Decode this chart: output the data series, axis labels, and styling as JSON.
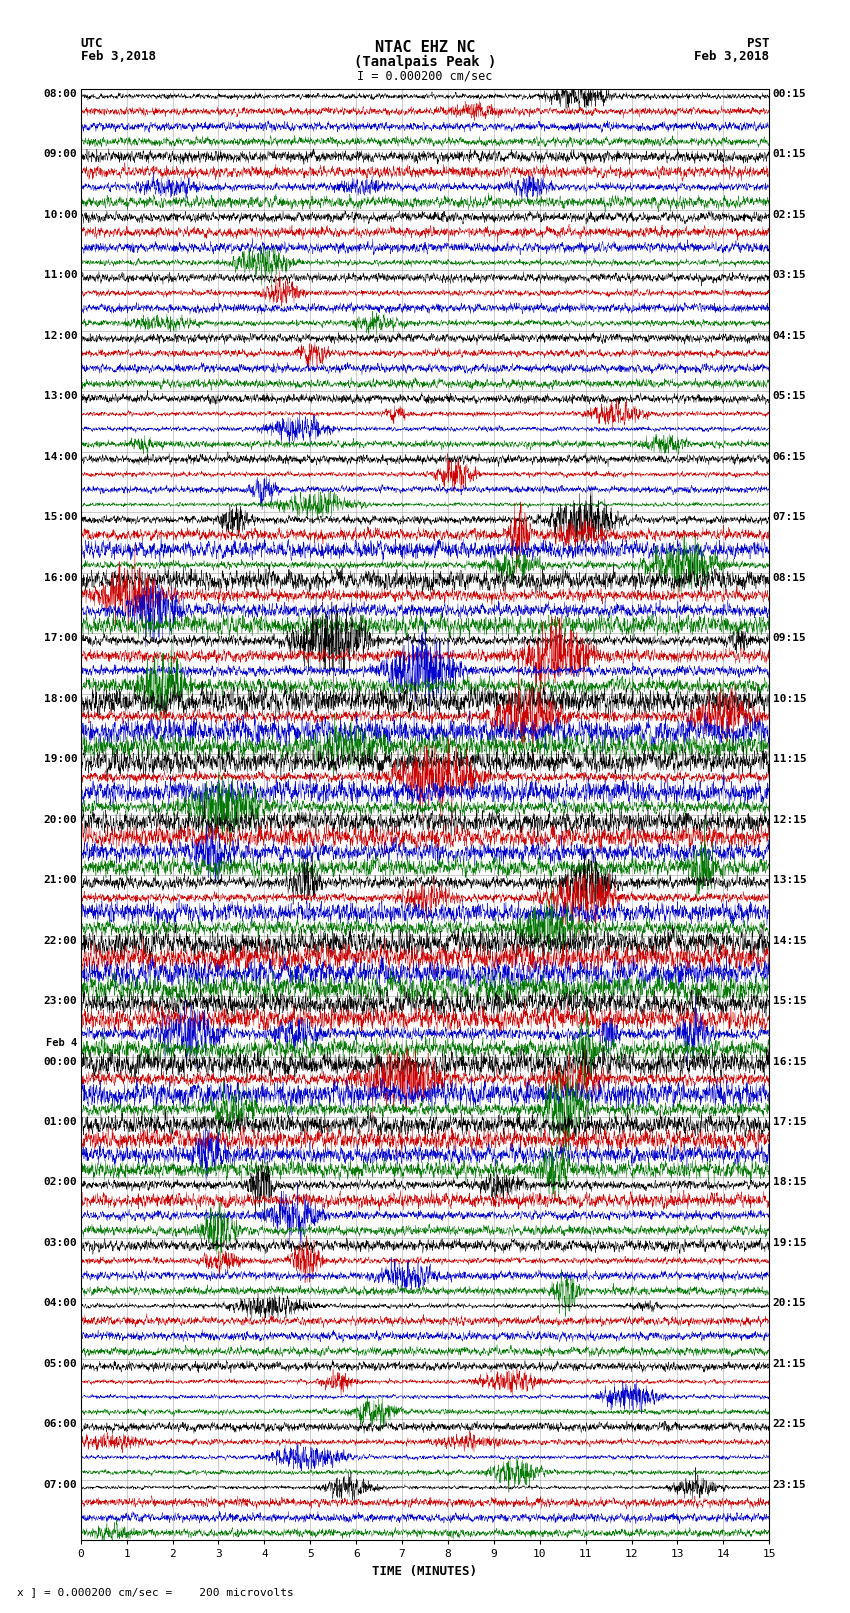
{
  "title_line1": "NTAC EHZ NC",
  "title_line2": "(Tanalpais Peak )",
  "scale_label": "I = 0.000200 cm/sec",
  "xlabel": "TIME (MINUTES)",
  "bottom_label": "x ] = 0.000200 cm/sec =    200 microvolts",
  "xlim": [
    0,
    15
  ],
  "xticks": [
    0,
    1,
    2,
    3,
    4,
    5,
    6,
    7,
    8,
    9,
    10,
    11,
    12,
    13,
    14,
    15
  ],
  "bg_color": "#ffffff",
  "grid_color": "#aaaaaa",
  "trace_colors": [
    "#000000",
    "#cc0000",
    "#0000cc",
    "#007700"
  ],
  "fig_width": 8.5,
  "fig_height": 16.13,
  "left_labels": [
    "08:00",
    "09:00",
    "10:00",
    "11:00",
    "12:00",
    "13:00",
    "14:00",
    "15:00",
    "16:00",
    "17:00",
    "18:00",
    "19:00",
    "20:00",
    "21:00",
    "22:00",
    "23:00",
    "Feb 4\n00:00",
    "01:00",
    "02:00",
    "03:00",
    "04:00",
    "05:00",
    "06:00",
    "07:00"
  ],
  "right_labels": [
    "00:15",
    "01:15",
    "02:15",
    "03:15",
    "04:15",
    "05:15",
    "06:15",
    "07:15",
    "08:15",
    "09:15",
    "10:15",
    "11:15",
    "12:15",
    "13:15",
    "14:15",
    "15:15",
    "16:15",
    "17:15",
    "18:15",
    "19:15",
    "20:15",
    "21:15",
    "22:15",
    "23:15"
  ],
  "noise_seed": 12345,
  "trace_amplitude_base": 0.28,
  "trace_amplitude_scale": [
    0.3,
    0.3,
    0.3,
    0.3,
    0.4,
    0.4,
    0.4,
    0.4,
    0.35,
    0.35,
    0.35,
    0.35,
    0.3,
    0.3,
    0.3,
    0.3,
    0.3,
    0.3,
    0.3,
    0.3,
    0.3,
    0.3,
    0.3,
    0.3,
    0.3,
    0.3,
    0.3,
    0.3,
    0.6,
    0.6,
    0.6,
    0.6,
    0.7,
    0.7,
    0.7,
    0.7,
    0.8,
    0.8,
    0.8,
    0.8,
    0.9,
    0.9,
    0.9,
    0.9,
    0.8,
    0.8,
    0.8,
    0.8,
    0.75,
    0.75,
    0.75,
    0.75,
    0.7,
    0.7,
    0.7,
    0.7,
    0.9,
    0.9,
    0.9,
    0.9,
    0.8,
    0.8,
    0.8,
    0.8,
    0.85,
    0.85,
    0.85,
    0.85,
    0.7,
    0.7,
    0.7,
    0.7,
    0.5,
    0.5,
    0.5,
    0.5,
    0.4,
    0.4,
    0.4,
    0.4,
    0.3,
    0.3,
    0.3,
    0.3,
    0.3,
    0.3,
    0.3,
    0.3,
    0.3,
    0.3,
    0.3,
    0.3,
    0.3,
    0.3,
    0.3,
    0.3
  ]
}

_INSTRUCTIONS TO FOLLOW_:
Leave out the pictures and transcribe everything else exactly.

_WRITTEN SOLUTION_:
Decode this chart: output the data series, axis labels, and styling as JSON.
{
  "title_line1": "NTAC EHZ NC",
  "title_line2": "(Tanalpais Peak )",
  "scale_label": "I = 0.000200 cm/sec",
  "xlabel": "TIME (MINUTES)",
  "bottom_label": "x ] = 0.000200 cm/sec =    200 microvolts",
  "xlim": [
    0,
    15
  ],
  "xticks": [
    0,
    1,
    2,
    3,
    4,
    5,
    6,
    7,
    8,
    9,
    10,
    11,
    12,
    13,
    14,
    15
  ],
  "bg_color": "#ffffff",
  "grid_color": "#aaaaaa",
  "trace_colors": [
    "#000000",
    "#cc0000",
    "#0000cc",
    "#007700"
  ],
  "fig_width": 8.5,
  "fig_height": 16.13,
  "left_labels": [
    "08:00",
    "09:00",
    "10:00",
    "11:00",
    "12:00",
    "13:00",
    "14:00",
    "15:00",
    "16:00",
    "17:00",
    "18:00",
    "19:00",
    "20:00",
    "21:00",
    "22:00",
    "23:00",
    "Feb 4\n00:00",
    "01:00",
    "02:00",
    "03:00",
    "04:00",
    "05:00",
    "06:00",
    "07:00"
  ],
  "right_labels": [
    "00:15",
    "01:15",
    "02:15",
    "03:15",
    "04:15",
    "05:15",
    "06:15",
    "07:15",
    "08:15",
    "09:15",
    "10:15",
    "11:15",
    "12:15",
    "13:15",
    "14:15",
    "15:15",
    "16:15",
    "17:15",
    "18:15",
    "19:15",
    "20:15",
    "21:15",
    "22:15",
    "23:15"
  ],
  "noise_seed": 12345,
  "trace_amplitude_base": 0.28,
  "trace_amplitude_scale": [
    0.3,
    0.3,
    0.3,
    0.3,
    0.4,
    0.4,
    0.4,
    0.4,
    0.35,
    0.35,
    0.35,
    0.35,
    0.3,
    0.3,
    0.3,
    0.3,
    0.3,
    0.3,
    0.3,
    0.3,
    0.3,
    0.3,
    0.3,
    0.3,
    0.3,
    0.3,
    0.3,
    0.3,
    0.6,
    0.6,
    0.6,
    0.6,
    0.7,
    0.7,
    0.7,
    0.7,
    0.8,
    0.8,
    0.8,
    0.8,
    0.9,
    0.9,
    0.9,
    0.9,
    0.8,
    0.8,
    0.8,
    0.8,
    0.75,
    0.75,
    0.75,
    0.75,
    0.7,
    0.7,
    0.7,
    0.7,
    0.9,
    0.9,
    0.9,
    0.9,
    0.8,
    0.8,
    0.8,
    0.8,
    0.85,
    0.85,
    0.85,
    0.85,
    0.7,
    0.7,
    0.7,
    0.7,
    0.5,
    0.5,
    0.5,
    0.5,
    0.4,
    0.4,
    0.4,
    0.4,
    0.3,
    0.3,
    0.3,
    0.3,
    0.3,
    0.3,
    0.3,
    0.3,
    0.3,
    0.3,
    0.3,
    0.3,
    0.3,
    0.3,
    0.3,
    0.3
  ]
}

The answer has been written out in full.